_YOUR OBJECTIVE:_
Reproduce the data that follows in its entirety, character for character.

* BEGIN DATA LINES *

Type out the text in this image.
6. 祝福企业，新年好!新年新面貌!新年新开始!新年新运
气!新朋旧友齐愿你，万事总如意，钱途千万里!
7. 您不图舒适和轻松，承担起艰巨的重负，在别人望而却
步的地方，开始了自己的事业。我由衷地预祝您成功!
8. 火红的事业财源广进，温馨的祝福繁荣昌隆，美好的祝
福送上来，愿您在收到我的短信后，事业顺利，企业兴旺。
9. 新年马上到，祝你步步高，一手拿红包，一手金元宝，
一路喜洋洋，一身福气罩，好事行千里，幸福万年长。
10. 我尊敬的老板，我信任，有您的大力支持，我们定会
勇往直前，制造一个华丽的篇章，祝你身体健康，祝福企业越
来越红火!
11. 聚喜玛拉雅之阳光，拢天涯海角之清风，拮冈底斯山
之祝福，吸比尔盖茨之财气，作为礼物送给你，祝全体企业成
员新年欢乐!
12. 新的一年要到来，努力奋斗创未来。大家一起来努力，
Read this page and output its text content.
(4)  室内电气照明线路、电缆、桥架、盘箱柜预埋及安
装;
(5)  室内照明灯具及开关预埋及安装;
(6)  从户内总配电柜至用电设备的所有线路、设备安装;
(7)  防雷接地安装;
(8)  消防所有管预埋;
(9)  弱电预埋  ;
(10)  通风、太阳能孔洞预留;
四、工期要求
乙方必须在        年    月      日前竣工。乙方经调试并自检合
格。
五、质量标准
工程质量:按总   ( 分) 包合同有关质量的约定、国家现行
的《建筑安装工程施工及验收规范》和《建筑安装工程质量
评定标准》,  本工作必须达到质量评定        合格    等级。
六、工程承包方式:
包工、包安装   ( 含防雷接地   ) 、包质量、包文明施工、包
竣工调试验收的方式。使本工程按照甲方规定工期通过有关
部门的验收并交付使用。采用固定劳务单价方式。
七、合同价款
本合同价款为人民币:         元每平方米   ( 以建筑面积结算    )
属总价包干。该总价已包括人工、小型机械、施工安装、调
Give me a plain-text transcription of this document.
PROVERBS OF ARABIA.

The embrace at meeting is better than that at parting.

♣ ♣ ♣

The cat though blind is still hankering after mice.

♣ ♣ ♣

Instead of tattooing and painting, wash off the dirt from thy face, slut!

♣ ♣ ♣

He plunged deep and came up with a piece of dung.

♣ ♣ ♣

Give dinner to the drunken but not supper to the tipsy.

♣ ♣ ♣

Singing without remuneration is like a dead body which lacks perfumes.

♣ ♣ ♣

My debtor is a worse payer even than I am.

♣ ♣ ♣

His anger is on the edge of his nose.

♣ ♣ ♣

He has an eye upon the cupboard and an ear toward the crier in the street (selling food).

* END DATA LINES *

_ANSWER FOR THIS EXERCISE:_
Type out the text in this image.
6. 祝福企业，新年好!新年新面貌!新年新开始!新年新运
气!新朋旧友齐愿你，万事总如意，钱途千万里!
7. 您不图舒适和轻松，承担起艰巨的重负，在别人望而却
步的地方，开始了自己的事业。我由衷地预祝您成功!
8. 火红的事业财源广进，温馨的祝福繁荣昌隆，美好的祝
福送上来，愿您在收到我的短信后，事业顺利，企业兴旺。
9. 新年马上到，祝你步步高，一手拿红包，一手金元宝，
一路喜洋洋，一身福气罩，好事行千里，幸福万年长。
10. 我尊敬的老板，我信任，有您的大力支持，我们定会
勇往直前，制造一个华丽的篇章，祝你身体健康，祝福企业越
来越红火!
11. 聚喜玛拉雅之阳光，拢天涯海角之清风，拮冈底斯山
之祝福，吸比尔盖茨之财气，作为礼物送给你，祝全体企业成
员新年欢乐!
12. 新的一年要到来，努力奋斗创未来。大家一起来努力，
Read this page and output its text content.
(4)  室内电气照明线路、电缆、桥架、盘箱柜预埋及安
装;
(5)  室内照明灯具及开关预埋及安装;
(6)  从户内总配电柜至用电设备的所有线路、设备安装;
(7)  防雷接地安装;
(8)  消防所有管预埋;
(9)  弱电预埋  ;
(10)  通风、太阳能孔洞预留;
四、工期要求
乙方必须在        年    月      日前竣工。乙方经调试并自检合
格。
五、质量标准
工程质量:按总   ( 分) 包合同有关质量的约定、国家现行
的《建筑安装工程施工及验收规范》和《建筑安装工程质量
评定标准》,  本工作必须达到质量评定        合格    等级。
六、工程承包方式:
包工、包安装   ( 含防雷接地   ) 、包质量、包文明施工、包
竣工调试验收的方式。使本工程按照甲方规定工期通过有关
部门的验收并交付使用。采用固定劳务单价方式。
七、合同价款
本合同价款为人民币:         元每平方米   ( 以建筑面积结算    )
属总价包干。该总价已包括人工、小型机械、施工安装、调
Give me a plain-text transcription of this document.
PROVERBS OF ARABIA.

The embrace at meeting is better than that at parting.

♣ ♣ ♣

The cat though blind is still hankering after mice.

♣ ♣ ♣

Instead of tattooing and painting, wash off the dirt from thy face, slut!

♣ ♣ ♣

He plunged deep and came up with a piece of dung.

♣ ♣ ♣

Give dinner to the drunken but not supper to the tipsy.

♣ ♣ ♣

Singing without remuneration is like a dead body which lacks perfumes.

♣ ♣ ♣

My debtor is a worse payer even than I am.

♣ ♣ ♣

His anger is on the edge of his nose.

♣ ♣ ♣

He has an eye upon the cupboard and an ear toward the crier in the street (selling food).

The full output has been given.